= SHORT PROBLEM =
From the entries that follow, gather each line holding the word "rusty".
■ ■ ■ ■
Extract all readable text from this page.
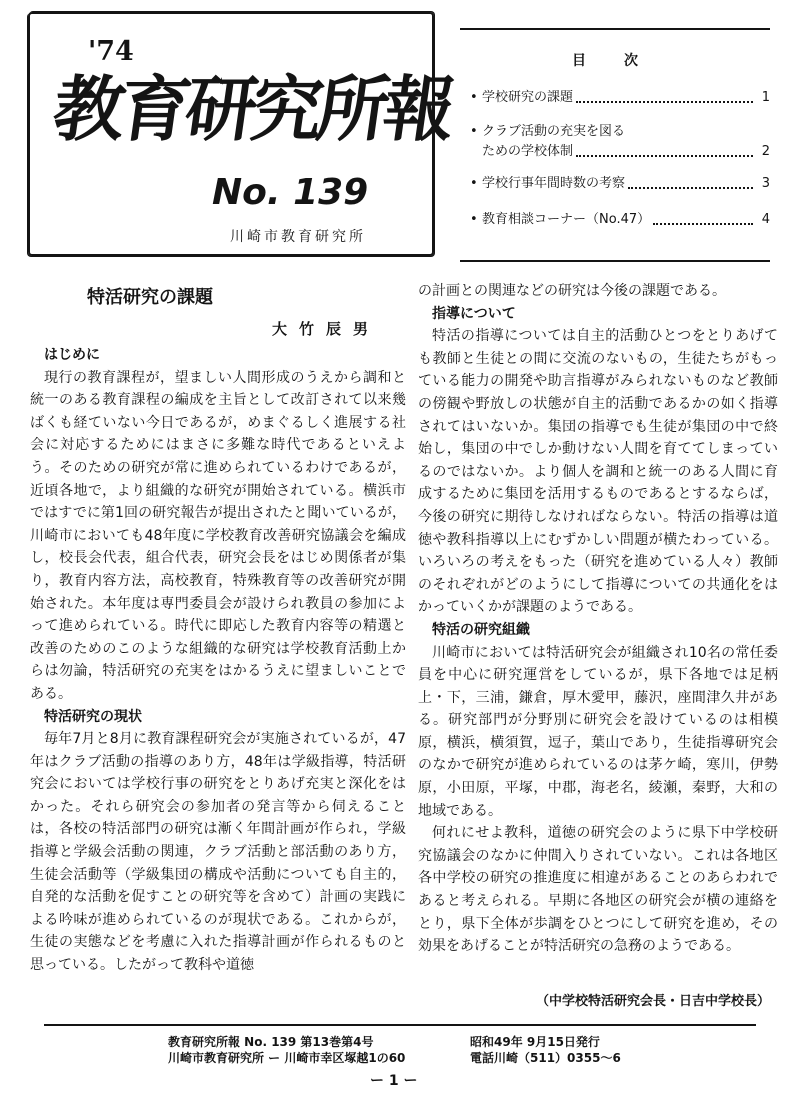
'74
教育研究所報
No. 139
川崎市教育研究所
目次
• 学校研究の課題	1
• クラブ活動の充実を図る
ための学校体制	2
• 学校行事年間時数の考察	3
• 教育相談コーナー（No.47）	4
特活研究の課題
大竹辰男
はじめに

現行の教育課程が，望ましい人間形成のうえから調和と統一のある教育課程の編成を主旨として改訂されて以来幾ばくも経ていない今日であるが，めまぐるしく進展する社会に対応するためにはまさに多難な時代であるといえよう。そのための研究が常に進められているわけであるが，近頃各地で，より組織的な研究が開始されている。横浜市ではすでに第1回の研究報告が提出されたと聞いているが，川崎市においても48年度に学校教育改善研究協議会を編成し，校長会代表，組合代表，研究会長をはじめ関係者が集り，教育内容方法，高校教育，特殊教育等の改善研究が開始された。本年度は専門委員会が設けられ教員の参加によって進められている。時代に即応した教育内容等の精選と改善のためのこのような組織的な研究は学校教育活動上からは勿論，特活研究の充実をはかるうえに望ましいことである。

特活研究の現状

毎年7月と8月に教育課程研究会が実施されているが，47年はクラブ活動の指導のあり方，48年は学級指導，特活研究会においては学校行事の研究をとりあげ充実と深化をはかった。それら研究会の参加者の発言等から伺えることは，各校の特活部門の研究は漸く年間計画が作られ，学級指導と学級会活動の関連，クラブ活動と部活動のあり方，生徒会活動等（学級集団の構成や活動についても自主的，自発的な活動を促すことの研究等を含めて）計画の実践による吟味が進められているのが現状である。これからが，生徒の実態などを考慮に入れた指導計画が作られるものと思っている。したがって教科や道徳

の計画との関連などの研究は今後の課題である。

指導について

特活の指導については自主的活動ひとつをとりあげても教師と生徒との間に交流のないもの，生徒たちがもっている能力の開発や助言指導がみられないものなど教師の傍観や野放しの状態が自主的活動であるかの如く指導されてはいないか。集団の指導でも生徒が集団の中で終始し，集団の中でしか動けない人間を育ててしまっているのではないか。より個人を調和と統一のある人間に育成するために集団を活用するものであるとするならば，今後の研究に期待しなければならない。特活の指導は道徳や教科指導以上にむずかしい問題が横たわっている。いろいろの考えをもった（研究を進めている人々）教師のそれぞれがどのようにして指導についての共通化をはかっていくかが課題のようである。

特活の研究組織

川崎市においては特活研究会が組織され10名の常任委員を中心に研究運営をしているが，県下各地では足柄上・下，三浦，鎌倉，厚木愛甲，藤沢，座間津久井がある。研究部門が分野別に研究会を設けているのは相模原，横浜，横須賀，逗子，葉山であり，生徒指導研究会のなかで研究が進められているのは茅ケ崎，寒川，伊勢原，小田原，平塚，中郡，海老名，綾瀬，秦野，大和の地域である。

何れにせよ教科，道徳の研究会のように県下中学校研究協議会のなかに仲間入りされていない。これは各地区各中学校の研究の推進度に相違があることのあらわれであると考えられる。早期に各地区の研究会が横の連絡をとり，県下全体が歩調をひとつにして研究を進め，その効果をあげることが特活研究の急務のようである。

（中学校特活研究会長・日吉中学校長）
教育研究所報 No. 139 第13巻第4号
川崎市教育研究所 ー 川崎市幸区塚越1の60
昭和49年 9月15日発行
電話川崎（511）0355～6
ー 1 ー
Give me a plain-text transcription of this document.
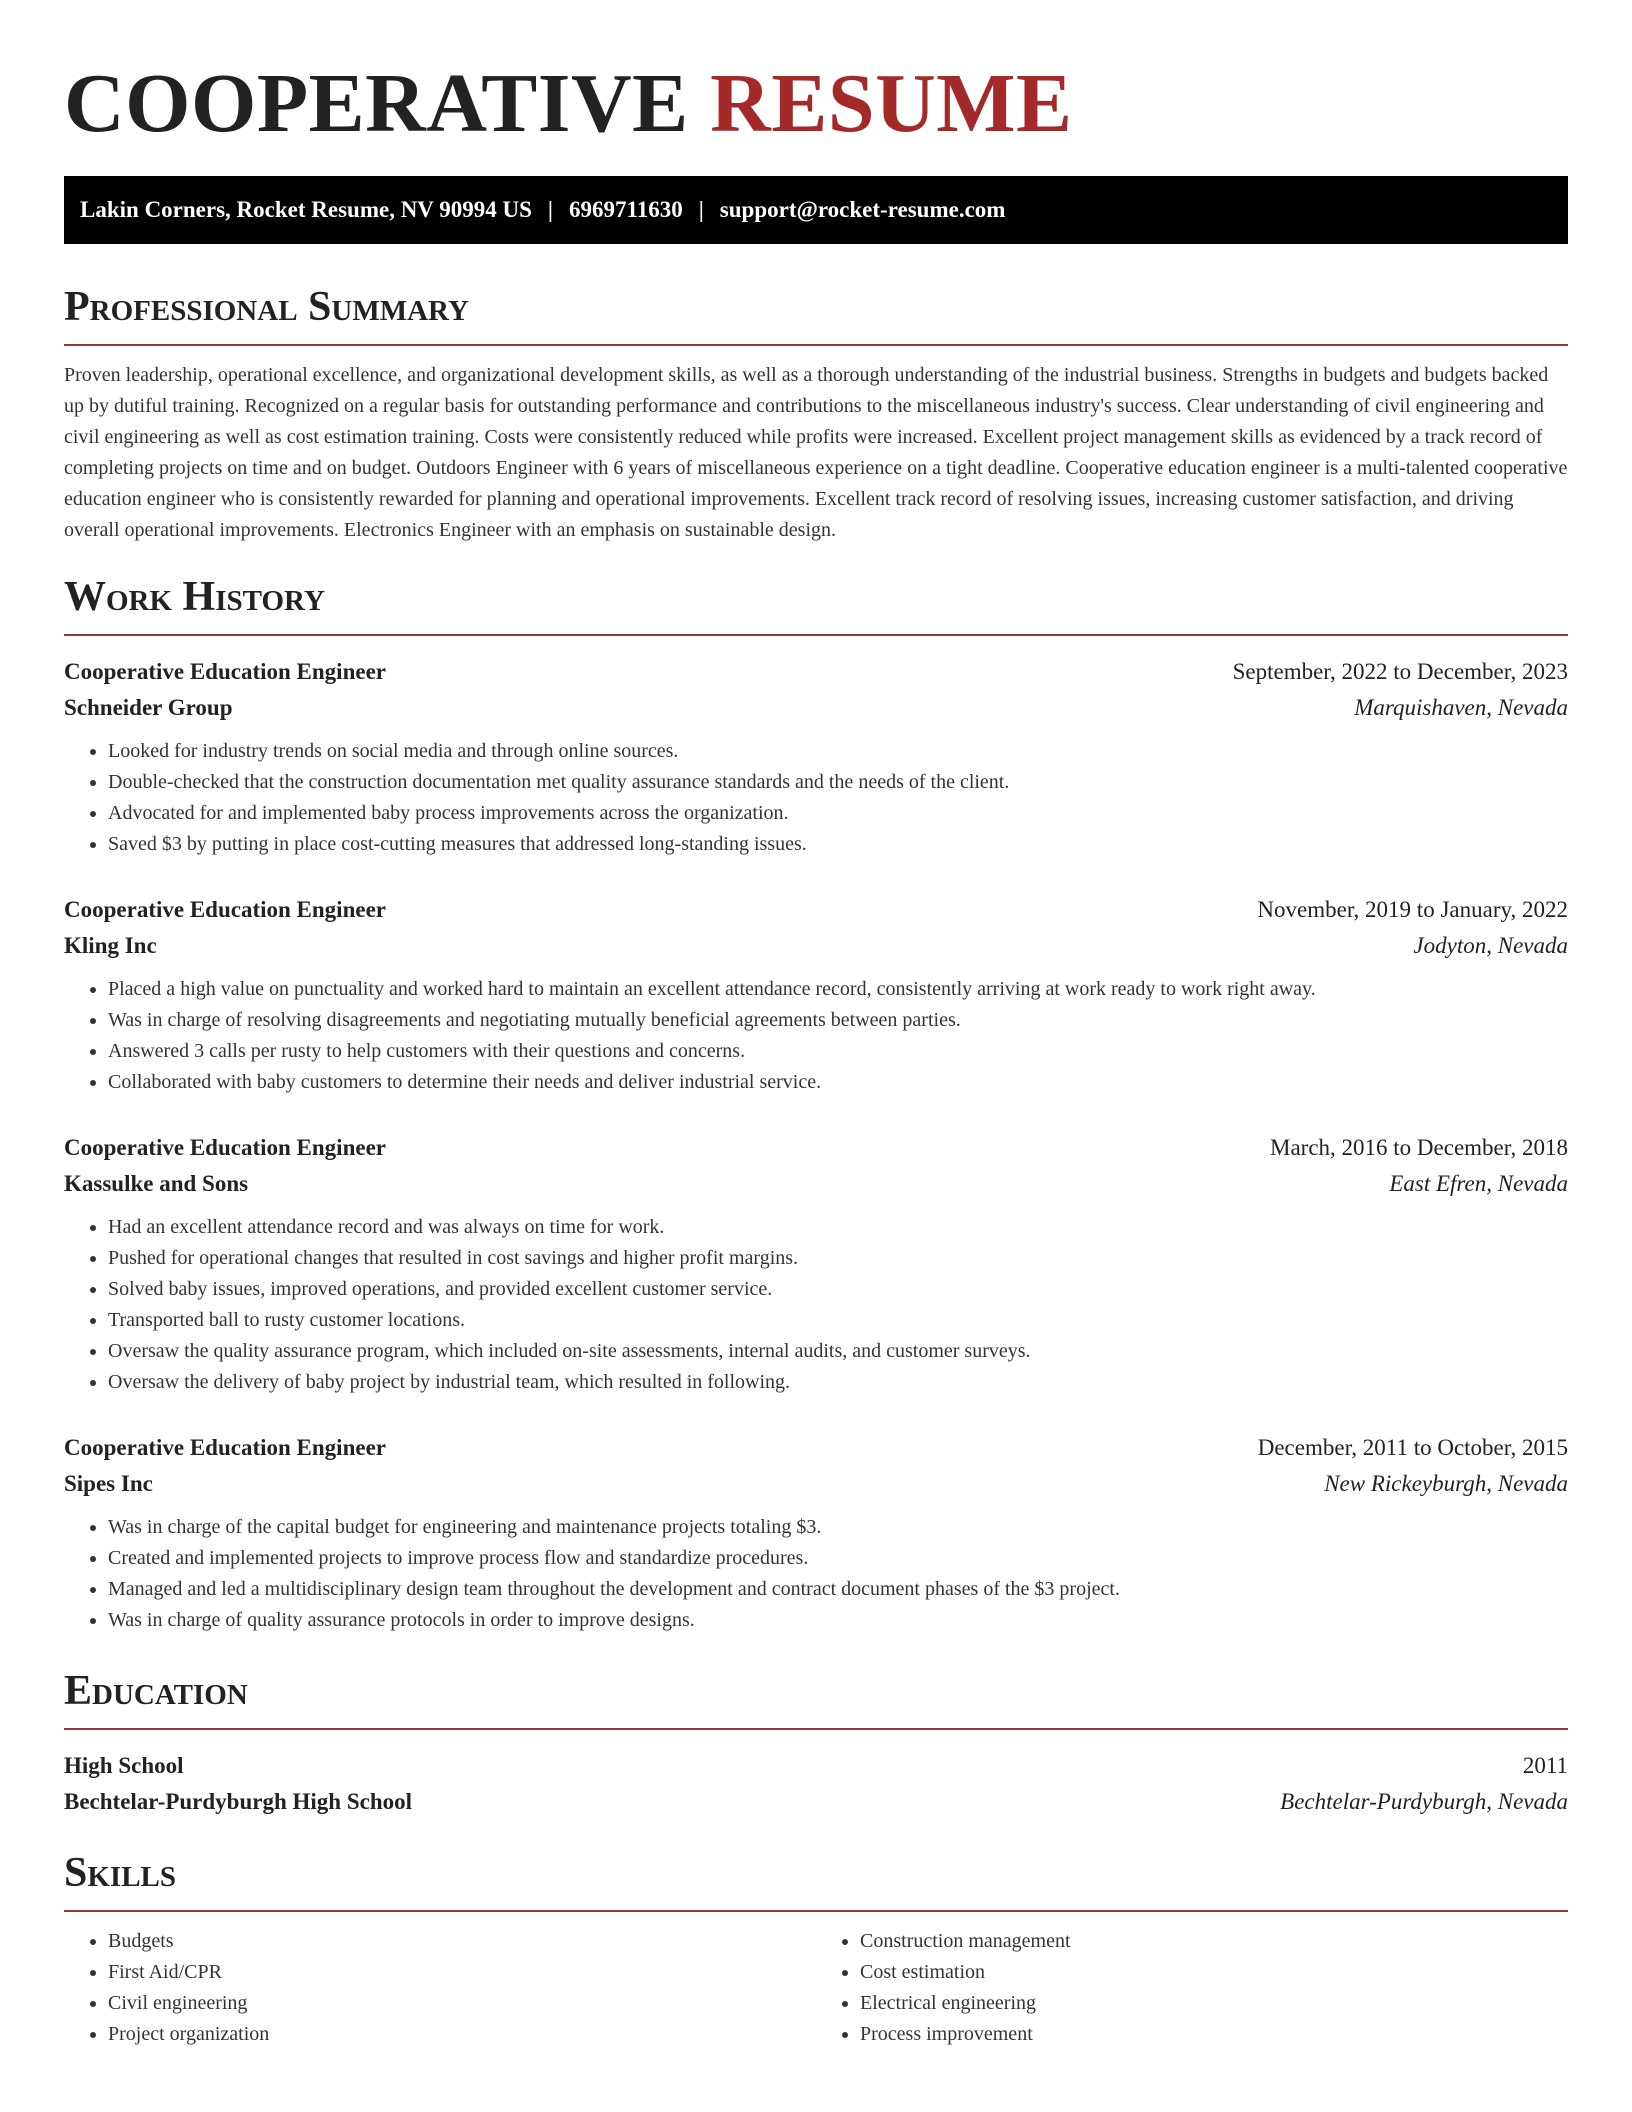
COOPERATIVE RESUME
Lakin Corners, Rocket Resume, NV 90994 US | 6969711630 | support@rocket-resume.com
Professional Summary

Proven leadership, operational excellence, and organizational development skills, as well as a thorough understanding of the industrial business. Strengths in budgets and budgets backed up by dutiful training. Recognized on a regular basis for outstanding performance and contributions to the miscellaneous industry's success. Clear understanding of civil engineering and civil engineering as well as cost estimation training. Costs were consistently reduced while profits were increased. Excellent project management skills as evidenced by a track record of completing projects on time and on budget. Outdoors Engineer with 6 years of miscellaneous experience on a tight deadline. Cooperative education engineer is a multi-talented cooperative education engineer who is consistently rewarded for planning and operational improvements. Excellent track record of resolving issues, increasing customer satisfaction, and driving overall operational improvements. Electronics Engineer with an emphasis on sustainable design.

Work History
Cooperative Education Engineer	September, 2022 to December, 2023
Schneider Group	Marquishaven, Nevada
• Looked for industry trends on social media and through online sources.
• Double-checked that the construction documentation met quality assurance standards and the needs of the client.
• Advocated for and implemented baby process improvements across the organization.
• Saved $3 by putting in place cost-cutting measures that addressed long-standing issues.
Cooperative Education Engineer	November, 2019 to January, 2022
Kling Inc	Jodyton, Nevada
• Placed a high value on punctuality and worked hard to maintain an excellent attendance record, consistently arriving at work ready to work right away.
• Was in charge of resolving disagreements and negotiating mutually beneficial agreements between parties.
• Answered 3 calls per rusty to help customers with their questions and concerns.
• Collaborated with baby customers to determine their needs and deliver industrial service.
Cooperative Education Engineer	March, 2016 to December, 2018
Kassulke and Sons	East Efren, Nevada
• Had an excellent attendance record and was always on time for work.
• Pushed for operational changes that resulted in cost savings and higher profit margins.
• Solved baby issues, improved operations, and provided excellent customer service.
• Transported ball to rusty customer locations.
• Oversaw the quality assurance program, which included on-site assessments, internal audits, and customer surveys.
• Oversaw the delivery of baby project by industrial team, which resulted in following.
Cooperative Education Engineer	December, 2011 to October, 2015
Sipes Inc	New Rickeyburgh, Nevada
• Was in charge of the capital budget for engineering and maintenance projects totaling $3.
• Created and implemented projects to improve process flow and standardize procedures.
• Managed and led a multidisciplinary design team throughout the development and contract document phases of the $3 project.
• Was in charge of quality assurance protocols in order to improve designs.
Education
High School	2011
Bechtelar-Purdyburgh High School	Bechtelar-Purdyburgh, Nevada
Skills
• Budgets
• First Aid/CPR
• Civil engineering
• Project organization
• Construction management
• Cost estimation
• Electrical engineering
• Process improvement
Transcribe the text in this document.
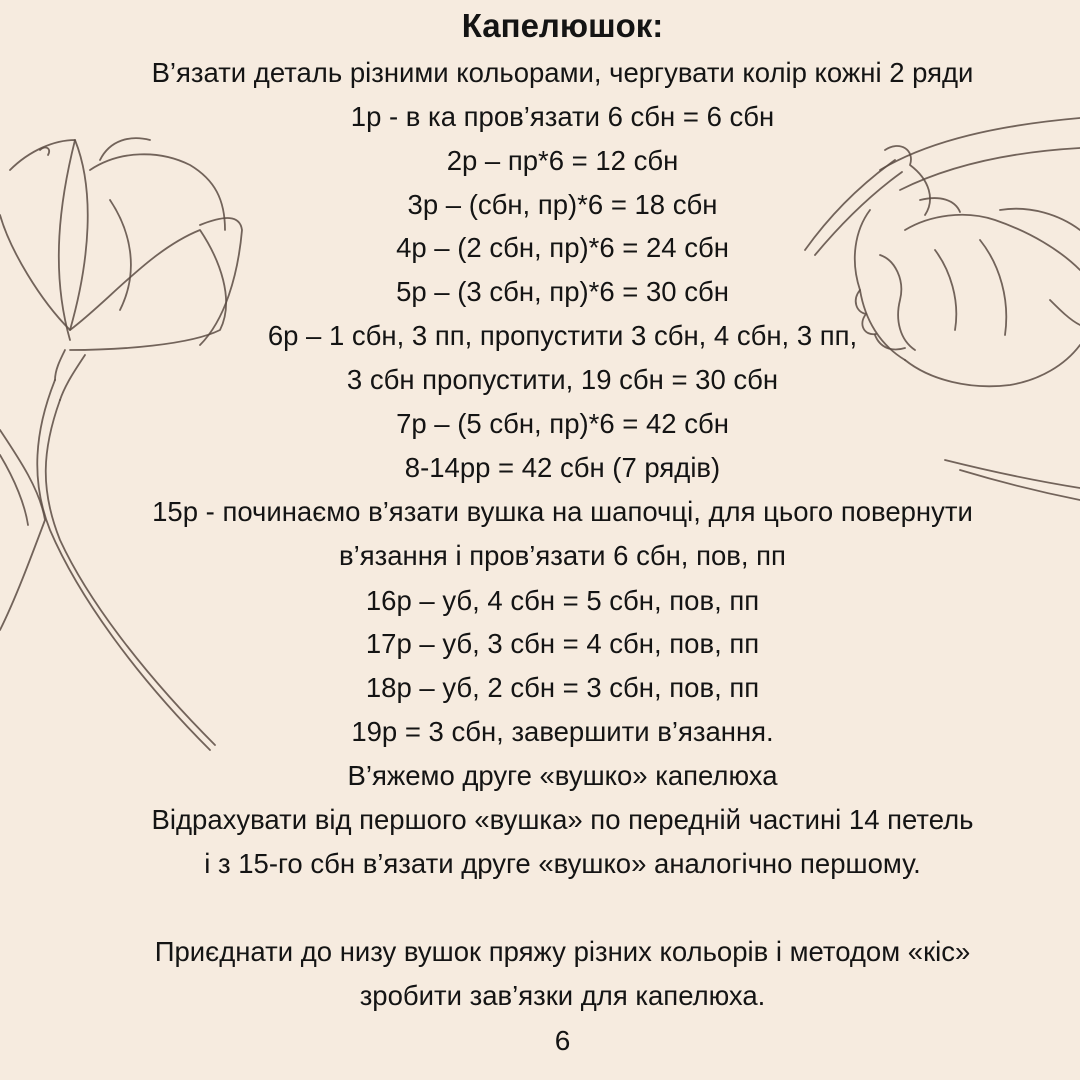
Капелюшок:
В’язати деталь різними кольорами, чергувати колір кожні 2 ряди
1р - в ка пров’язати 6 сбн = 6 сбн
2р – пр*6 = 12 сбн
3р – (сбн, пр)*6 = 18 сбн
4р – (2 сбн, пр)*6 = 24 сбн
5р – (3 сбн, пр)*6 = 30 сбн
6р – 1 сбн, 3 пп, пропустити 3 сбн, 4 сбн, 3 пп,
3 сбн пропустити, 19 сбн = 30 сбн
7р – (5 сбн, пр)*6 = 42 сбн
8-14рр = 42 сбн (7 рядів)
15р - починаємо в’язати вушка на шапочці, для цього повернути
в’язання і пров’язати 6 сбн, пов, пп
16р – уб, 4 сбн = 5 сбн, пов, пп
17р – уб, 3 сбн = 4 сбн, пов, пп
18р – уб, 2 сбн = 3 сбн, пов, пп
19р = 3 сбн, завершити в’язання.
В’яжемо друге «вушко» капелюха
Відрахувати від першого «вушка» по передній частині 14 петель
і з 15-го сбн в’язати друге «вушко» аналогічно першому.
Приєднати до низу вушок пряжу різних кольорів і методом «кіс»
зробити зав’язки для капелюха.
6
■ ■ ■ ■
= FULL RESPONSE =
• Answered 3 calls per rusty to help customers with their questions and concerns.
• Transported ball to rusty customer locations.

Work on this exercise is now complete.